* Supplied passage
################
Minor complications, including paroxysmal atrial fibrillation, transient hypotension, and bradycardia requiring intervention (e.g., temporary transvenous pacing), were reported in 3.3% of subjects, with high heterogeneity (a single study reported 24.8% minor complications, with others reporting 0%). The authors concluded intracoronary administration of acetylcholine for functional coronary assessment is a safe procedure. They called for the development of an evidence-based protocol for invasive coronary testing.
COMMENTARY
The most important aspect of this study is not that it broke entirely new ground. Indeed, although this meta-analysis achieved greater statistical power, most of the component studies already demonstrated the relative safety of intracoronary acetylcholine injection. Instead, Takahashi et al cemented the safety conclusion and attempted to start a conversation about incorporation of functional (as opposed to purely structural) coronary angiography into common practice.
The heterogeneity reported among studies in this analysis about procedural complications may be a result of differences in study protocol rather than in populations of patients involved. For example, the included Japanese studies involved sequential injections of both left and right coronary arteries (as opposed to just the left coronary) and used faster injection rates vs. trials from other countries.
In current practice, patients who show no signs of obstructive epicardial disease on cardiac catheterization after abnormal noninvasive stress testing (most commonly, stress echo or myocardial perfusion imaging) often are labeled with non-cardiac chest pain. As the recognition of INOCA and myocardial infarction with non-obstructive coronary arteries expands, the need for standardized assessment techniques will become more evident. Most practitioners have no direct experience with invasive assessment of coronary vasospasm and microvascular angina. As the stigma regarding safety of these procedures falls to data, we may see these procedures become a larger part of routine practice.
REFERENCES
1. Merz CN, Kelsey SF, Pepine CJ, et al. The Women’s Ischemia Syndrome Evaluation (WISE) study: Protocol design, methodology and feasibility report. J Am Coll Cardiol 1999;33:1453-1461.
2. Ford TJ, Stanley B, Good R, et al. Stratified medical therapy using invasive coronary function testing in angina: The CorMicA trial. J Am Coll Cardiol 2018;72:2841-2855.
In this systematic review and meta-analysis of invasive coronary provocation testing, intracoronary acetylcholine was found to be a safe procedure, with low rates of major complications.
################
* Problem to solve
Answer these about the acetylcholine safety text above:
(a) What share of subjects had minor complications?
(b) Which coronary arteries did the included Japanese studies inject in sequence?
(c) What label do patients often get when catheterization after an abnormal noninvasive stress test shows no obstructive epicardial disease?
################
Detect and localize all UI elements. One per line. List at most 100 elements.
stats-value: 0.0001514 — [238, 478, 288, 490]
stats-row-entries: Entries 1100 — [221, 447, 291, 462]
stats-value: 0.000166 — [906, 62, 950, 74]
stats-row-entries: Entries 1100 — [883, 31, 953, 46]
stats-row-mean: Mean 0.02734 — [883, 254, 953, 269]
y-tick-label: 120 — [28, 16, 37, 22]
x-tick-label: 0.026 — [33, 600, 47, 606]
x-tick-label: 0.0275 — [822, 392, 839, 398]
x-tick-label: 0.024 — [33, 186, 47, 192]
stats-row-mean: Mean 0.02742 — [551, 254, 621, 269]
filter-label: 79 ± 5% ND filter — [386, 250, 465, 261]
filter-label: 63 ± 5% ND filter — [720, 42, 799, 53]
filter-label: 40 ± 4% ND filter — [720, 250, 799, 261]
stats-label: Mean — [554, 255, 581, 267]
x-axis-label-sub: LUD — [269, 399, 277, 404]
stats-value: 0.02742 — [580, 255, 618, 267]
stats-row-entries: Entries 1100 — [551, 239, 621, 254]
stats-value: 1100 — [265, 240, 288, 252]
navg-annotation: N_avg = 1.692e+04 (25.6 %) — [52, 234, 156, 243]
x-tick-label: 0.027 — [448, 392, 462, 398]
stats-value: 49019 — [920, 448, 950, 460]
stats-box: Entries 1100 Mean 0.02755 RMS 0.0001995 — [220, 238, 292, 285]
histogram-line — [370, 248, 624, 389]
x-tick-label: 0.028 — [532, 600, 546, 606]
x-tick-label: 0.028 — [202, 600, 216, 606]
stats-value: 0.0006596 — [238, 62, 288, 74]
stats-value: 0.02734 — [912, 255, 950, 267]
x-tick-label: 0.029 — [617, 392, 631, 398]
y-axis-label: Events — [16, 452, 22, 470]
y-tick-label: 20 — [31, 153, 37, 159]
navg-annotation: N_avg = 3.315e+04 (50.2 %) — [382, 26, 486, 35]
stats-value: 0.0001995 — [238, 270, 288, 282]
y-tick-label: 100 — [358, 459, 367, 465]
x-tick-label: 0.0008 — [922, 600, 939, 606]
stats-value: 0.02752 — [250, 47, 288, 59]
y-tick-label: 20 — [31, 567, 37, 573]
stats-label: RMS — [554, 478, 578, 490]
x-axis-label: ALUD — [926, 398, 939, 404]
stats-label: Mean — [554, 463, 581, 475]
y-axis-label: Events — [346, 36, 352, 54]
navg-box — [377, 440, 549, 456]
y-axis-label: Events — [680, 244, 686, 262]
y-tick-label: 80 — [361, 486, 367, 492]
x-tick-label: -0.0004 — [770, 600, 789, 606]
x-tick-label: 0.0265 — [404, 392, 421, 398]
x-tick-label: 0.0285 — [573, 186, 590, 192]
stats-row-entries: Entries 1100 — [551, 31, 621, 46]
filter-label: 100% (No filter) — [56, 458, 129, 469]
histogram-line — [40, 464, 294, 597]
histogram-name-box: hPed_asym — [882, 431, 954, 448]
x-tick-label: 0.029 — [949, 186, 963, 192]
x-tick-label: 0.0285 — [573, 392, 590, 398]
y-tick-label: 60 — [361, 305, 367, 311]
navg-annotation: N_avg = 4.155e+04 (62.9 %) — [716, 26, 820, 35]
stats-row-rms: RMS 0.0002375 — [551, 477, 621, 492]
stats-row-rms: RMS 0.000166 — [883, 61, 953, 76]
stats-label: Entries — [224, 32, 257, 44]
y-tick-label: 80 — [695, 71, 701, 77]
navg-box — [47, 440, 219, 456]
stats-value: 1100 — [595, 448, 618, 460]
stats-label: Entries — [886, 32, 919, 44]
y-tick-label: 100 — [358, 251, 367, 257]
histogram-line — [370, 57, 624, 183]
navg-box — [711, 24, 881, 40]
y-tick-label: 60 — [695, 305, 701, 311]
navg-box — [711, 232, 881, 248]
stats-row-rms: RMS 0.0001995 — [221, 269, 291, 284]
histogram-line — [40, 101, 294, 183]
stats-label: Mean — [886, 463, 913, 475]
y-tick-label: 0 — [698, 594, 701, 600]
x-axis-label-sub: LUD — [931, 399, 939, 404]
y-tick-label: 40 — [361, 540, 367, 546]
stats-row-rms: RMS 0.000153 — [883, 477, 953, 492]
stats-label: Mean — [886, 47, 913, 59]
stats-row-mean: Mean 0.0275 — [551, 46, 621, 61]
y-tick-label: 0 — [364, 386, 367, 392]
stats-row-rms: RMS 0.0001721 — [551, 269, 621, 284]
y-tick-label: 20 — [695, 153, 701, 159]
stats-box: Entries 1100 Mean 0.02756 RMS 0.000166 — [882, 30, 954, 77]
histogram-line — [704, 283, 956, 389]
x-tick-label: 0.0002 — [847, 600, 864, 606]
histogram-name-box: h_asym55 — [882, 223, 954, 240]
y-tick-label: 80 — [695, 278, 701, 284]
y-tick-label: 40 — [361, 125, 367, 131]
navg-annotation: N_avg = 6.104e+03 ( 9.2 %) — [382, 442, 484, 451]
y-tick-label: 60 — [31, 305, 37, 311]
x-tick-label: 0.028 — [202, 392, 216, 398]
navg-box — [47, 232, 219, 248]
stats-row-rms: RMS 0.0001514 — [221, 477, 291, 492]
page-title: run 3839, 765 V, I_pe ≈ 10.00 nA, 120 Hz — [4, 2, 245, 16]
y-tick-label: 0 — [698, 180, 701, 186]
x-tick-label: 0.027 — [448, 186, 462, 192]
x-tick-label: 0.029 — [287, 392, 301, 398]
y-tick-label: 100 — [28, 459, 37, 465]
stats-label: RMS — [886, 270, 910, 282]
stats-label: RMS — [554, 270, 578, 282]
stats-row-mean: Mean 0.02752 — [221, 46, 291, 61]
################
* Written response
(a) 3.3%
(b) Both the left and right coronary arteries
(c) Non-cardiac chest pain